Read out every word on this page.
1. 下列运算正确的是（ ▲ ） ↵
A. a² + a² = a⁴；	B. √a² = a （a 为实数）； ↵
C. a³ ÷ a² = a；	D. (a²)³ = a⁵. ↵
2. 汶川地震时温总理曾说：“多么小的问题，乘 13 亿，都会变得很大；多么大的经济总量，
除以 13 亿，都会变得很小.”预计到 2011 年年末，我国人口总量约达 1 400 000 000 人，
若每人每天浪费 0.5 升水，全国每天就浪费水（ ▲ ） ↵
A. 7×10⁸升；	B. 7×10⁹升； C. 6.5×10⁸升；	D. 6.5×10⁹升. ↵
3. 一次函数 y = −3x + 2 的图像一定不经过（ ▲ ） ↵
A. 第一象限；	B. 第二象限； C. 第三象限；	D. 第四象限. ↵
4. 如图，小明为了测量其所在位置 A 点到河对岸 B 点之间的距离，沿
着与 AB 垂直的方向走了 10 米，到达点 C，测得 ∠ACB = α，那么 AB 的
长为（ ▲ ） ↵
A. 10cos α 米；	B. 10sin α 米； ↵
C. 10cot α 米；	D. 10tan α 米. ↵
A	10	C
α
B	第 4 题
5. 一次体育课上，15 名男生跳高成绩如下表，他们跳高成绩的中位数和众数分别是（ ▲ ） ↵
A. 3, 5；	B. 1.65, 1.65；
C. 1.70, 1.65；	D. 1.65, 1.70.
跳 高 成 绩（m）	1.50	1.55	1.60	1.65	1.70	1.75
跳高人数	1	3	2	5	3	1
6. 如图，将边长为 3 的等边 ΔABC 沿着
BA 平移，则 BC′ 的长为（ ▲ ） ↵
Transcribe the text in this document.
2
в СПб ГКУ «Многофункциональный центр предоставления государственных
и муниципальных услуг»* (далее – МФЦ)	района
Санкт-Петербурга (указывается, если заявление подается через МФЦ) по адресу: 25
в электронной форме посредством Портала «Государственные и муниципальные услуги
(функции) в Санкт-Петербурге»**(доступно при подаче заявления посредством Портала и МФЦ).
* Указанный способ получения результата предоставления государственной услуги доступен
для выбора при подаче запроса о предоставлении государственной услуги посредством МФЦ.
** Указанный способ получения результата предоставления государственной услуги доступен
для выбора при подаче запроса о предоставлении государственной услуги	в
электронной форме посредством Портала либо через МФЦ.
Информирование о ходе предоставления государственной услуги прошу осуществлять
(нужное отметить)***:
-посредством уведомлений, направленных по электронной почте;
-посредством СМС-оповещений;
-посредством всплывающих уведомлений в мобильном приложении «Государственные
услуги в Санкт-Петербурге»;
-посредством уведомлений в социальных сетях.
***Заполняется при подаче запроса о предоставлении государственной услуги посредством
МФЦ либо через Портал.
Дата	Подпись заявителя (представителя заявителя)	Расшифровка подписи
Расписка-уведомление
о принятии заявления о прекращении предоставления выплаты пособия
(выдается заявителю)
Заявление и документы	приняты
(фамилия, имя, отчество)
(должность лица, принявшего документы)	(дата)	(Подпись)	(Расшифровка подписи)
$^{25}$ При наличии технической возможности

# # # # #

> **WRITTEN TASK**
Set down, exactly and in full, the lines from the one containing "Transcribe the text in this document." through the end of the entries; no other line belongs.

> **RESPONSE**
Transcribe the text in this document.
2
в СПб ГКУ «Многофункциональный центр предоставления государственных
и муниципальных услуг»* (далее – МФЦ)	района
Санкт-Петербурга (указывается, если заявление подается через МФЦ) по адресу: 25
в электронной форме посредством Портала «Государственные и муниципальные услуги
(функции) в Санкт-Петербурге»**(доступно при подаче заявления посредством Портала и МФЦ).
* Указанный способ получения результата предоставления государственной услуги доступен
для выбора при подаче запроса о предоставлении государственной услуги посредством МФЦ.
** Указанный способ получения результата предоставления государственной услуги доступен
для выбора при подаче запроса о предоставлении государственной услуги	в
электронной форме посредством Портала либо через МФЦ.
Информирование о ходе предоставления государственной услуги прошу осуществлять
(нужное отметить)***:
-посредством уведомлений, направленных по электронной почте;
-посредством СМС-оповещений;
-посредством всплывающих уведомлений в мобильном приложении «Государственные
услуги в Санкт-Петербурге»;
-посредством уведомлений в социальных сетях.
***Заполняется при подаче запроса о предоставлении государственной услуги посредством
МФЦ либо через Портал.
Дата	Подпись заявителя (представителя заявителя)	Расшифровка подписи
Расписка-уведомление
о принятии заявления о прекращении предоставления выплаты пособия
(выдается заявителю)
Заявление и документы	приняты
(фамилия, имя, отчество)
(должность лица, принявшего документы)	(дата)	(Подпись)	(Расшифровка подписи)
$^{25}$ При наличии технической возможности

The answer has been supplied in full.